WORK TO DO. Take each line containing the word "Spanish" and copy it.

GIVEN DATA.
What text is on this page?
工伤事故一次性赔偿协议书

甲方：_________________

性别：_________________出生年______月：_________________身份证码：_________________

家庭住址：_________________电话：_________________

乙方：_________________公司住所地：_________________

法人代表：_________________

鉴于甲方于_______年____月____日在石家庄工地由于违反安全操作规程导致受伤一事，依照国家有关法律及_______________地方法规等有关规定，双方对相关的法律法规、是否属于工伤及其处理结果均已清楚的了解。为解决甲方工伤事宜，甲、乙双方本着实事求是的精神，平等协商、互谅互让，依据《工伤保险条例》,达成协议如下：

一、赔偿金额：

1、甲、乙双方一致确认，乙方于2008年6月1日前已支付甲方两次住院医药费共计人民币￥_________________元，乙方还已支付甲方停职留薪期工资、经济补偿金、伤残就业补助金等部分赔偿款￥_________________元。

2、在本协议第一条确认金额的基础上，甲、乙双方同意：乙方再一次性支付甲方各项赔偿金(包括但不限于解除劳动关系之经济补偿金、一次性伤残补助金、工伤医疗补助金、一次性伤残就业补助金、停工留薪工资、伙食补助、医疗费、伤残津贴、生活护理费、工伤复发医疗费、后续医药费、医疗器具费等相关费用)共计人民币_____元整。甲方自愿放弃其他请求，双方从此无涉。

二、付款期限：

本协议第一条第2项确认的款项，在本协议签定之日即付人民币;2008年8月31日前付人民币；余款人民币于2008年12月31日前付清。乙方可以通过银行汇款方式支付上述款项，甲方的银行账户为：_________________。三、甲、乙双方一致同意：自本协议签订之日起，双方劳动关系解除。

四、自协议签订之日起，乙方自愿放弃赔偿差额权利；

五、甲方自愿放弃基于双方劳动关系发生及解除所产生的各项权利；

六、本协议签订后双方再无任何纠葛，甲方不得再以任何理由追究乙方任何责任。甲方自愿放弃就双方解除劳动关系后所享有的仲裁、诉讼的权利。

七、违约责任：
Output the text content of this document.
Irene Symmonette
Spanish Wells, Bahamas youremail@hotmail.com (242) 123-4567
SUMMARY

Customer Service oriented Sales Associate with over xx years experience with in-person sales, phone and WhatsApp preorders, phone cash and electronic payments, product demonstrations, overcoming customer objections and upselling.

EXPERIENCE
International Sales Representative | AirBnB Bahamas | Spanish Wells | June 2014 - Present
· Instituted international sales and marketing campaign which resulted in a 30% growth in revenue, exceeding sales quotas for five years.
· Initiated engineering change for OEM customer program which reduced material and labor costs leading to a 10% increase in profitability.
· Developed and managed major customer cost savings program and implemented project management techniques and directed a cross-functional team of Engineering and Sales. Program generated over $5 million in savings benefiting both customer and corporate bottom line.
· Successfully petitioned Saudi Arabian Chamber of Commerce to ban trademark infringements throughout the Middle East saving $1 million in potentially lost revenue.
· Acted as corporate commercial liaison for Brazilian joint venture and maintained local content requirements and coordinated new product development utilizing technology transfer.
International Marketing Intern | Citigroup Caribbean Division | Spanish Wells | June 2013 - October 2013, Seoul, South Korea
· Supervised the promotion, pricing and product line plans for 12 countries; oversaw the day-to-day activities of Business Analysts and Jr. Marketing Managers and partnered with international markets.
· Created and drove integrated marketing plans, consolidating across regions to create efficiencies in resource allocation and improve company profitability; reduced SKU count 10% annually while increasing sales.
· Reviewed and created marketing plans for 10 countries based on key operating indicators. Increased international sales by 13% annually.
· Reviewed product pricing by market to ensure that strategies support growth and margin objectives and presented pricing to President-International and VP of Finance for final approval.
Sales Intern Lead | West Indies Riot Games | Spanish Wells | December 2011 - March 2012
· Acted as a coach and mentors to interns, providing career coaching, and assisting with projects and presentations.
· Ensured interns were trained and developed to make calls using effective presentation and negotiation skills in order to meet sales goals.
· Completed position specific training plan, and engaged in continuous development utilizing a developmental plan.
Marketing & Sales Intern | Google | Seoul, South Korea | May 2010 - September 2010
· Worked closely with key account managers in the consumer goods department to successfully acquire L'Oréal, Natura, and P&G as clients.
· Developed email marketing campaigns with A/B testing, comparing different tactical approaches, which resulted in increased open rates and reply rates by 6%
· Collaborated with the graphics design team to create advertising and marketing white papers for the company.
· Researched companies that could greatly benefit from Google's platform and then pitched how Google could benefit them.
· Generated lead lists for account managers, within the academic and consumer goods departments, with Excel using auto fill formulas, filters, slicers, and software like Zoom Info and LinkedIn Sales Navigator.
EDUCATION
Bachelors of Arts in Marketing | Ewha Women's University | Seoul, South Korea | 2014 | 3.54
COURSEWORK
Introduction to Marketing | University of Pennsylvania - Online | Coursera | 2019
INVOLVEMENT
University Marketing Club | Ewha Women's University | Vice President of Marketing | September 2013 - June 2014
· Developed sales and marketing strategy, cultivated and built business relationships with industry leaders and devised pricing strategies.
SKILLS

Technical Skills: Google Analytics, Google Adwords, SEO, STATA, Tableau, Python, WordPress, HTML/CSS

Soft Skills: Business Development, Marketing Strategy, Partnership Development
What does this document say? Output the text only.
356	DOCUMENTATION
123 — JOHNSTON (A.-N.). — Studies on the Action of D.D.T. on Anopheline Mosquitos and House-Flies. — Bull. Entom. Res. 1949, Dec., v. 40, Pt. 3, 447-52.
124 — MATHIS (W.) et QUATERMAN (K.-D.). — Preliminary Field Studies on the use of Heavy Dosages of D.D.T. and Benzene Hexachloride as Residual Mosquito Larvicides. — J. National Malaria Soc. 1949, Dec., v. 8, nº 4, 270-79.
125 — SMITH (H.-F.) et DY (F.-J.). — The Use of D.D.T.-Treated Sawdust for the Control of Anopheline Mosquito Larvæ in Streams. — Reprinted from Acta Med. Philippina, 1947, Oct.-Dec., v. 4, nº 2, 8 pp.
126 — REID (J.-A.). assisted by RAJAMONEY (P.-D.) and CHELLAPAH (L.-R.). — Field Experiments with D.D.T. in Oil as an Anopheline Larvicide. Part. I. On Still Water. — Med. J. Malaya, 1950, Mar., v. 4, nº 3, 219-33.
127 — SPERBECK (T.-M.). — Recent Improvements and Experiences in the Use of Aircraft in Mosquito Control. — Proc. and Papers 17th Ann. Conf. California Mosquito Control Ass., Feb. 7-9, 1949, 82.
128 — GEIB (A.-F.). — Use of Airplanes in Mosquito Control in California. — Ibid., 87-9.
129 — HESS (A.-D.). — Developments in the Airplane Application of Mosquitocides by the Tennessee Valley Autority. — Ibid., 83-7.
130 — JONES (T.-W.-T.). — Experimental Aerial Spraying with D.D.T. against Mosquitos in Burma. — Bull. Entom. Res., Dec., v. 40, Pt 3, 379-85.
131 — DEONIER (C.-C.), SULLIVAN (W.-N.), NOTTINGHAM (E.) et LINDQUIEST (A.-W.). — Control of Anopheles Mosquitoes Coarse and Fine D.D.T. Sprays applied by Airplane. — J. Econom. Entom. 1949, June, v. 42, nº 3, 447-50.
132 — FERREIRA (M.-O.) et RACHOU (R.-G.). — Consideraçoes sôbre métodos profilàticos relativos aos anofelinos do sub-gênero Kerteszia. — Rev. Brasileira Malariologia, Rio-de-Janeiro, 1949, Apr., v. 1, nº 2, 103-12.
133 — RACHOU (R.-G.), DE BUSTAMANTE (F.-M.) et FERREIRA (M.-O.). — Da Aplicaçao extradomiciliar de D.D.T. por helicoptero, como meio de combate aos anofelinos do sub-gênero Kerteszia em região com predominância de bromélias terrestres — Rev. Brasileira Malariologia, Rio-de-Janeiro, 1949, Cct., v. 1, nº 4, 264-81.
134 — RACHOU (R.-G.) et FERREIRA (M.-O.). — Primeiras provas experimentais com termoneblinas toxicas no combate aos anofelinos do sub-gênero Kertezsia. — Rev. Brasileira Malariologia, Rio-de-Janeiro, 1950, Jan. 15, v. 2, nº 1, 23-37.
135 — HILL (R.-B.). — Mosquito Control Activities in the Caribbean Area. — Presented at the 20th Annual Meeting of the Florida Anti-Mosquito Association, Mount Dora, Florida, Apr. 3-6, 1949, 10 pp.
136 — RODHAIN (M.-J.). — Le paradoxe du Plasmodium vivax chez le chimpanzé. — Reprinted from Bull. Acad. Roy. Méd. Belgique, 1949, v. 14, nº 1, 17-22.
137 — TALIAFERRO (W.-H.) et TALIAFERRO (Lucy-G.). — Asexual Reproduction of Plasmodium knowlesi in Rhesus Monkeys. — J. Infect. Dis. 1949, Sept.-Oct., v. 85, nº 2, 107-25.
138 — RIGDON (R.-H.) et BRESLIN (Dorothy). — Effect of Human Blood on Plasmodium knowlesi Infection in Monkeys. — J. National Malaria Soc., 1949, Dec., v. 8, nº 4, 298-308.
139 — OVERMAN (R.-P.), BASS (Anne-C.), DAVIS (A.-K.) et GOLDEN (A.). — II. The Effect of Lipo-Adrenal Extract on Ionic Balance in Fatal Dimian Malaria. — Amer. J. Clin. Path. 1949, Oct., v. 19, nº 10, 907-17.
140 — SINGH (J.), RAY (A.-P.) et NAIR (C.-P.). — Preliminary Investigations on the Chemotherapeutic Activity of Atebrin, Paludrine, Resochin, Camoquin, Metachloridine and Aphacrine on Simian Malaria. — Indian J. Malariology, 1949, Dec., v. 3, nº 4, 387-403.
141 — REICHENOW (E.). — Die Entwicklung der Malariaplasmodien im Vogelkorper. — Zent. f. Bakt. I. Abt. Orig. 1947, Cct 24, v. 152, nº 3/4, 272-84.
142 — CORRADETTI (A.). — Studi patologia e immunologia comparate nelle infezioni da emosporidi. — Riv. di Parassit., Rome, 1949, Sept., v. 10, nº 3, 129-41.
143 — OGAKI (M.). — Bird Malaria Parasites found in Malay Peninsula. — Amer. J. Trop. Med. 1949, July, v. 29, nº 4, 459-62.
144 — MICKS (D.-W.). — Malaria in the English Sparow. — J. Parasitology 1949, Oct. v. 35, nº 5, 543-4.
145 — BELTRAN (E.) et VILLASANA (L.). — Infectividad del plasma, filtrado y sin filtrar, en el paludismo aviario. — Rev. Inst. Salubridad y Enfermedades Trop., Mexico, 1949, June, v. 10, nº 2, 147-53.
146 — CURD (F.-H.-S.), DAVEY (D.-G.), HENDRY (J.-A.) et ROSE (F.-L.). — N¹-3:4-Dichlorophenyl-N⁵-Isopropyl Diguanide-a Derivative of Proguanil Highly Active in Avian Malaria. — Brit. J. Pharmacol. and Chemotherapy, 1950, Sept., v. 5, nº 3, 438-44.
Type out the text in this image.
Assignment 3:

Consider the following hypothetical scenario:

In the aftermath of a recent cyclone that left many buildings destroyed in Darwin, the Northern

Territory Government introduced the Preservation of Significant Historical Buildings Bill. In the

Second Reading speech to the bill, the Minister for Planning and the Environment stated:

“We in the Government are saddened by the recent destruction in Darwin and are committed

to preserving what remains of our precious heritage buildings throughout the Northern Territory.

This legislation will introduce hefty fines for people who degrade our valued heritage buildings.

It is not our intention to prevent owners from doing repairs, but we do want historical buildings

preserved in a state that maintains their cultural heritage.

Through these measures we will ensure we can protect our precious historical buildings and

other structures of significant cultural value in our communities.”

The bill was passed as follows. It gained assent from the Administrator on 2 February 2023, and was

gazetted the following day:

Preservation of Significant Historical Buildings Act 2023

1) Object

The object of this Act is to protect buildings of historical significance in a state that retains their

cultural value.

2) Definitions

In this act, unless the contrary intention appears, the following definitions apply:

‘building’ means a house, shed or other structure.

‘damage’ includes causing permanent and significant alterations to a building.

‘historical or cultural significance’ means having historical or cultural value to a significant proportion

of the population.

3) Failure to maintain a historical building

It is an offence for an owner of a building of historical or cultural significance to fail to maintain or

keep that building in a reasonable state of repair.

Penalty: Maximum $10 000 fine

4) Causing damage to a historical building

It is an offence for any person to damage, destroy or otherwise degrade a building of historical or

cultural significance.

ANSWER TO THIS EXERCISE.
Spanish Wells, Bahamas youremail@hotmail.com (242) 123-4567
International Sales Representative | AirBnB Bahamas | Spanish Wells | June 2014 - Present
International Marketing Intern | Citigroup Caribbean Division | Spanish Wells | June 2013 - October 2013, Seoul, South Korea
Sales Intern Lead | West Indies Riot Games | Spanish Wells | December 2011 - March 2012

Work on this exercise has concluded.